**Work instructions**:
Determine how many lines in the records hold "subsequent", then give that number by itself.

⁂

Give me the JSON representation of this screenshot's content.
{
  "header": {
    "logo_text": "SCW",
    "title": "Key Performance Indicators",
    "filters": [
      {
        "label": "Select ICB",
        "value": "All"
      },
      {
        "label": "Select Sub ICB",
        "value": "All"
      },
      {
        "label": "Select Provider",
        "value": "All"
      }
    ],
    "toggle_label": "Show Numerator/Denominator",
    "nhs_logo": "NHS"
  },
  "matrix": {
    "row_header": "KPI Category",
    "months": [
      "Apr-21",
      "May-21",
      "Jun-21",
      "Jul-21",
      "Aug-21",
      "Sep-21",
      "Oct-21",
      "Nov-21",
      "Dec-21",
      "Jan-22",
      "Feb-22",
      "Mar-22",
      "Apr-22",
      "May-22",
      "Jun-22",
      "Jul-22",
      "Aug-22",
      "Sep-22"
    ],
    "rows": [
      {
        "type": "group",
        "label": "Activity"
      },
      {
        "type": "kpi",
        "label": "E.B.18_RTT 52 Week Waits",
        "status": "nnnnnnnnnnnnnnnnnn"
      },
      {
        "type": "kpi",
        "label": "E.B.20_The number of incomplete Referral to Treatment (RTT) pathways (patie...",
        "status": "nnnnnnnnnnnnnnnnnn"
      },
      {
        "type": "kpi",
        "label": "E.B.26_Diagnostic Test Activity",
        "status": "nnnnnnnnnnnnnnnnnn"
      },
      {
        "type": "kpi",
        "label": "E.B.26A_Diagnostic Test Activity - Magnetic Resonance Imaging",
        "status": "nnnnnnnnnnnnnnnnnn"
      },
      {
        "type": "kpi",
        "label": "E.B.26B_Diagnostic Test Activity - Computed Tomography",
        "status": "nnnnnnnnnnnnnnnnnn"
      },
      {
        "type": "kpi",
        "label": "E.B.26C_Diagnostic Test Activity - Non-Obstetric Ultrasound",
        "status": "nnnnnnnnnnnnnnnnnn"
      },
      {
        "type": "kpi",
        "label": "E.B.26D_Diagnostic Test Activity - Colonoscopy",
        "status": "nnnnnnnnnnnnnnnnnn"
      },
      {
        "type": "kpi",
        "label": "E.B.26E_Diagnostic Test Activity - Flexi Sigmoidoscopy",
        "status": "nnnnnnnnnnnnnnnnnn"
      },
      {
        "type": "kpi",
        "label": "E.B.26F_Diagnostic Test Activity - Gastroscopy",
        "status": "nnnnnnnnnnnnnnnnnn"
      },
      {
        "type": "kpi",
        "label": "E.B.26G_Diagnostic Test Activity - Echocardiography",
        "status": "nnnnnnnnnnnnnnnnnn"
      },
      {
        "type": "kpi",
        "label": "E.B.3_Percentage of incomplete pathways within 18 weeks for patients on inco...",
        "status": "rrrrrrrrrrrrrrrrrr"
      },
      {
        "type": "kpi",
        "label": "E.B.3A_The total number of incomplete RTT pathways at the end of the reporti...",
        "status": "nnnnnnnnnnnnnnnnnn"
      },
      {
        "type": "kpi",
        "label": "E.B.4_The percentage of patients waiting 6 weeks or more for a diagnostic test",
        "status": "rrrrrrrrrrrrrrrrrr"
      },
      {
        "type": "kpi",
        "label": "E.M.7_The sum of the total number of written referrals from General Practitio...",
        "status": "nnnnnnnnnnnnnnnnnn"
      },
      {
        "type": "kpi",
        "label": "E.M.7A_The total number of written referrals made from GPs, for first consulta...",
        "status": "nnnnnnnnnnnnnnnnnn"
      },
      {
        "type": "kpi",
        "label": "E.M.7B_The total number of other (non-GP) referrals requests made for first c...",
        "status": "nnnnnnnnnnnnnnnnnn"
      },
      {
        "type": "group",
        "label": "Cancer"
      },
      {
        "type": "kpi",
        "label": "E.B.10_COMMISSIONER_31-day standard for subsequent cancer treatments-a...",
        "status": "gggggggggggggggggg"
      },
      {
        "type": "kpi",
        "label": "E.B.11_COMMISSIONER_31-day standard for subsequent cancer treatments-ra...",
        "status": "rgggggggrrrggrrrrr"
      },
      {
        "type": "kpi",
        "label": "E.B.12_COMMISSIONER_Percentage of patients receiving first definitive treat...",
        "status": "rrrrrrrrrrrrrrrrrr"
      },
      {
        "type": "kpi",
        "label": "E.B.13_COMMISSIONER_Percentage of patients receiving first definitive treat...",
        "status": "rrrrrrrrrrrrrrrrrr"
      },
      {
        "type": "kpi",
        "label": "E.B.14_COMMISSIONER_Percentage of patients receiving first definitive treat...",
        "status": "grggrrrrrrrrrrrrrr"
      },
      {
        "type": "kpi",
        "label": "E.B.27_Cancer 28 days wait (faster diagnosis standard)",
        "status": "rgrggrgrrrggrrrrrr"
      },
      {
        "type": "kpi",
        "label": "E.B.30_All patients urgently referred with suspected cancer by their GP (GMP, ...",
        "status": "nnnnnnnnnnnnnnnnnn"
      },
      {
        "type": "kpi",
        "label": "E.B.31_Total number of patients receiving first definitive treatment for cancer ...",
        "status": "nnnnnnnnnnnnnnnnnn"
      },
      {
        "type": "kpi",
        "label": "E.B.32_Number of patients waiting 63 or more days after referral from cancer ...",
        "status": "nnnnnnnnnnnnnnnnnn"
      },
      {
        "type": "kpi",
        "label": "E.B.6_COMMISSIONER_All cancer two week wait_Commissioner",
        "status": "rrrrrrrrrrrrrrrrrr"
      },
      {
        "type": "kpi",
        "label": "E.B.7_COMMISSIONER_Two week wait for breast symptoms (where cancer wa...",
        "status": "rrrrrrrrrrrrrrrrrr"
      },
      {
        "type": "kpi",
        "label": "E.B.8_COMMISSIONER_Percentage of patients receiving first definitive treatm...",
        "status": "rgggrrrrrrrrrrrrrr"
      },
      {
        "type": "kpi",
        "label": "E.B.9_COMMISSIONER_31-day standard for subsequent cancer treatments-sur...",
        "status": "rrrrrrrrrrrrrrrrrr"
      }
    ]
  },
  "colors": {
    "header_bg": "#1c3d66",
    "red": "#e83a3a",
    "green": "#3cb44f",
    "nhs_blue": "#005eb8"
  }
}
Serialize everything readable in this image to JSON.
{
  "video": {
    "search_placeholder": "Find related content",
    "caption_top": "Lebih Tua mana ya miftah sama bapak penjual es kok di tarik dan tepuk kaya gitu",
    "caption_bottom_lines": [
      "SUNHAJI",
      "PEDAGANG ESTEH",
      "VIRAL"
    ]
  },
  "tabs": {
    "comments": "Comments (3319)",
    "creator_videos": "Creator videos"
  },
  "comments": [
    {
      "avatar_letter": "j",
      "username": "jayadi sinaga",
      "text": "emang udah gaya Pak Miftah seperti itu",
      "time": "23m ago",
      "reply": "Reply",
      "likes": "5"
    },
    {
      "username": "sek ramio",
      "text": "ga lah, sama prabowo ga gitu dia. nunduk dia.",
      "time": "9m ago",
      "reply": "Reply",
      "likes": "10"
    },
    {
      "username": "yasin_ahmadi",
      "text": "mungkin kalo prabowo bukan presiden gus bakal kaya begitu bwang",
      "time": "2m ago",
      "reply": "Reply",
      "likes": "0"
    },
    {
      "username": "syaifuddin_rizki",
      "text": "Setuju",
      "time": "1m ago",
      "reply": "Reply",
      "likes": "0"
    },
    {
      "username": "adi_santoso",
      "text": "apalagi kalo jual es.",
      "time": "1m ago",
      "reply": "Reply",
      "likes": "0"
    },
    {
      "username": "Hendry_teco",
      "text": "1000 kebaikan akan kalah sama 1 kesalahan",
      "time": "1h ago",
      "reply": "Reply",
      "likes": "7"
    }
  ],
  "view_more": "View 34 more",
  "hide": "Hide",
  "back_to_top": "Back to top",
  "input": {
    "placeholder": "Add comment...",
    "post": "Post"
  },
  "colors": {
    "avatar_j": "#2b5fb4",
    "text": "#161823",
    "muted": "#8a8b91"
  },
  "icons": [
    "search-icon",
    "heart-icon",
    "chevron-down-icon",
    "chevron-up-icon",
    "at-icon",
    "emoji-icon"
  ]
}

⁂

**Exercise result**:
3